## START Supplied data

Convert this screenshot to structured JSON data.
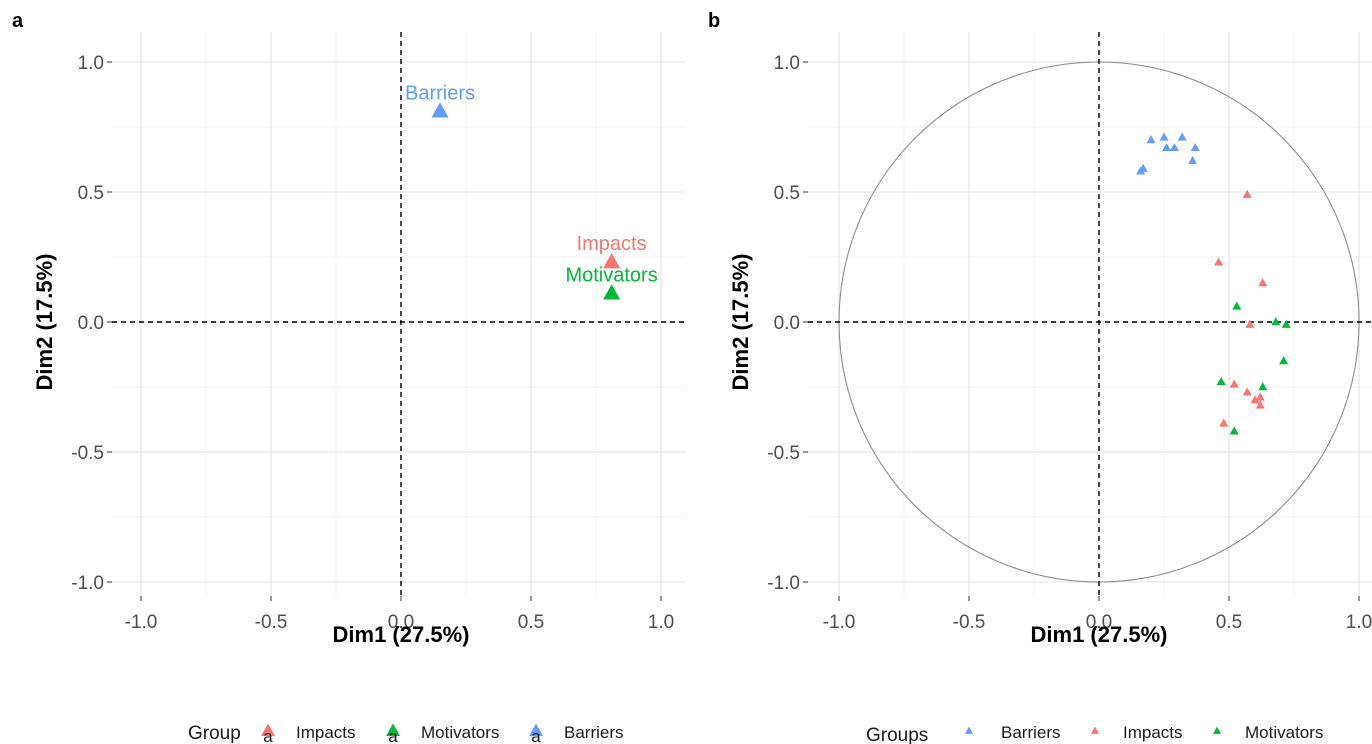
{
  "chart_data": [
    {
      "panel": "a",
      "type": "scatter",
      "xlabel": "Dim1 (27.5%)",
      "ylabel": "Dim2 (17.5%)",
      "xlim": [
        -1.1,
        1.1
      ],
      "ylim": [
        -1.1,
        1.1
      ],
      "xticks": [
        "-1.0",
        "-0.5",
        "0.0",
        "0.5",
        "1.0"
      ],
      "yticks": [
        "1.0",
        "0.5",
        "0.0",
        "-0.5",
        "-1.0"
      ],
      "grid": true,
      "legend_title": "Group",
      "legend_position": "bottom",
      "series": [
        {
          "name": "Impacts",
          "color": "#F8766D",
          "x": 0.81,
          "y": 0.23,
          "label": "Impacts"
        },
        {
          "name": "Motivators",
          "color": "#00BA38",
          "x": 0.81,
          "y": 0.11,
          "label": "Motivators"
        },
        {
          "name": "Barriers",
          "color": "#619CFF",
          "x": 0.15,
          "y": 0.81,
          "label": "Barriers"
        }
      ]
    },
    {
      "panel": "b",
      "type": "scatter",
      "xlabel": "Dim1 (27.5%)",
      "ylabel": "Dim2 (17.5%)",
      "xlim": [
        -1.1,
        1.05
      ],
      "ylim": [
        -1.1,
        1.1
      ],
      "xticks": [
        "-1.0",
        "-0.5",
        "0.0",
        "0.5",
        "1.0"
      ],
      "yticks": [
        "1.0",
        "0.5",
        "0.0",
        "-0.5",
        "-1.0"
      ],
      "grid": true,
      "unit_circle": true,
      "legend_title": "Groups",
      "legend_position": "bottom",
      "series": [
        {
          "name": "Barriers",
          "color": "#619CFF",
          "points": [
            [
              0.2,
              0.7
            ],
            [
              0.25,
              0.71
            ],
            [
              0.32,
              0.71
            ],
            [
              0.26,
              0.67
            ],
            [
              0.29,
              0.67
            ],
            [
              0.37,
              0.67
            ],
            [
              0.36,
              0.62
            ],
            [
              0.17,
              0.59
            ],
            [
              0.16,
              0.58
            ]
          ]
        },
        {
          "name": "Impacts",
          "color": "#F8766D",
          "points": [
            [
              0.57,
              0.49
            ],
            [
              0.46,
              0.23
            ],
            [
              0.63,
              0.15
            ],
            [
              0.58,
              -0.01
            ],
            [
              0.52,
              -0.24
            ],
            [
              0.57,
              -0.27
            ],
            [
              0.6,
              -0.3
            ],
            [
              0.62,
              -0.29
            ],
            [
              0.62,
              -0.32
            ],
            [
              0.48,
              -0.39
            ]
          ]
        },
        {
          "name": "Motivators",
          "color": "#00BA38",
          "points": [
            [
              0.53,
              0.06
            ],
            [
              0.68,
              0.0
            ],
            [
              0.72,
              -0.01
            ],
            [
              0.71,
              -0.15
            ],
            [
              0.47,
              -0.23
            ],
            [
              0.63,
              -0.25
            ],
            [
              0.52,
              -0.42
            ]
          ]
        }
      ]
    }
  ]
}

## END Supplied data

▶ _Written exercise_:
Reproduce each line exactly as it appears, omitting the pictures.

▶ _Task solution_:
Convert this screenshot to structured JSON data.
{
  "chart_data": [
    {
      "panel": "a",
      "type": "scatter",
      "xlabel": "Dim1 (27.5%)",
      "ylabel": "Dim2 (17.5%)",
      "xlim": [
        -1.1,
        1.1
      ],
      "ylim": [
        -1.1,
        1.1
      ],
      "xticks": [
        "-1.0",
        "-0.5",
        "0.0",
        "0.5",
        "1.0"
      ],
      "yticks": [
        "1.0",
        "0.5",
        "0.0",
        "-0.5",
        "-1.0"
      ],
      "grid": true,
      "legend_title": "Group",
      "legend_position": "bottom",
      "series": [
        {
          "name": "Impacts",
          "color": "#F8766D",
          "x": 0.81,
          "y": 0.23,
          "label": "Impacts"
        },
        {
          "name": "Motivators",
          "color": "#00BA38",
          "x": 0.81,
          "y": 0.11,
          "label": "Motivators"
        },
        {
          "name": "Barriers",
          "color": "#619CFF",
          "x": 0.15,
          "y": 0.81,
          "label": "Barriers"
        }
      ]
    },
    {
      "panel": "b",
      "type": "scatter",
      "xlabel": "Dim1 (27.5%)",
      "ylabel": "Dim2 (17.5%)",
      "xlim": [
        -1.1,
        1.05
      ],
      "ylim": [
        -1.1,
        1.1
      ],
      "xticks": [
        "-1.0",
        "-0.5",
        "0.0",
        "0.5",
        "1.0"
      ],
      "yticks": [
        "1.0",
        "0.5",
        "0.0",
        "-0.5",
        "-1.0"
      ],
      "grid": true,
      "unit_circle": true,
      "legend_title": "Groups",
      "legend_position": "bottom",
      "series": [
        {
          "name": "Barriers",
          "color": "#619CFF",
          "points": [
            [
              0.2,
              0.7
            ],
            [
              0.25,
              0.71
            ],
            [
              0.32,
              0.71
            ],
            [
              0.26,
              0.67
            ],
            [
              0.29,
              0.67
            ],
            [
              0.37,
              0.67
            ],
            [
              0.36,
              0.62
            ],
            [
              0.17,
              0.59
            ],
            [
              0.16,
              0.58
            ]
          ]
        },
        {
          "name": "Impacts",
          "color": "#F8766D",
          "points": [
            [
              0.57,
              0.49
            ],
            [
              0.46,
              0.23
            ],
            [
              0.63,
              0.15
            ],
            [
              0.58,
              -0.01
            ],
            [
              0.52,
              -0.24
            ],
            [
              0.57,
              -0.27
            ],
            [
              0.6,
              -0.3
            ],
            [
              0.62,
              -0.29
            ],
            [
              0.62,
              -0.32
            ],
            [
              0.48,
              -0.39
            ]
          ]
        },
        {
          "name": "Motivators",
          "color": "#00BA38",
          "points": [
            [
              0.53,
              0.06
            ],
            [
              0.68,
              0.0
            ],
            [
              0.72,
              -0.01
            ],
            [
              0.71,
              -0.15
            ],
            [
              0.47,
              -0.23
            ],
            [
              0.63,
              -0.25
            ],
            [
              0.52,
              -0.42
            ]
          ]
        }
      ]
    }
  ]
}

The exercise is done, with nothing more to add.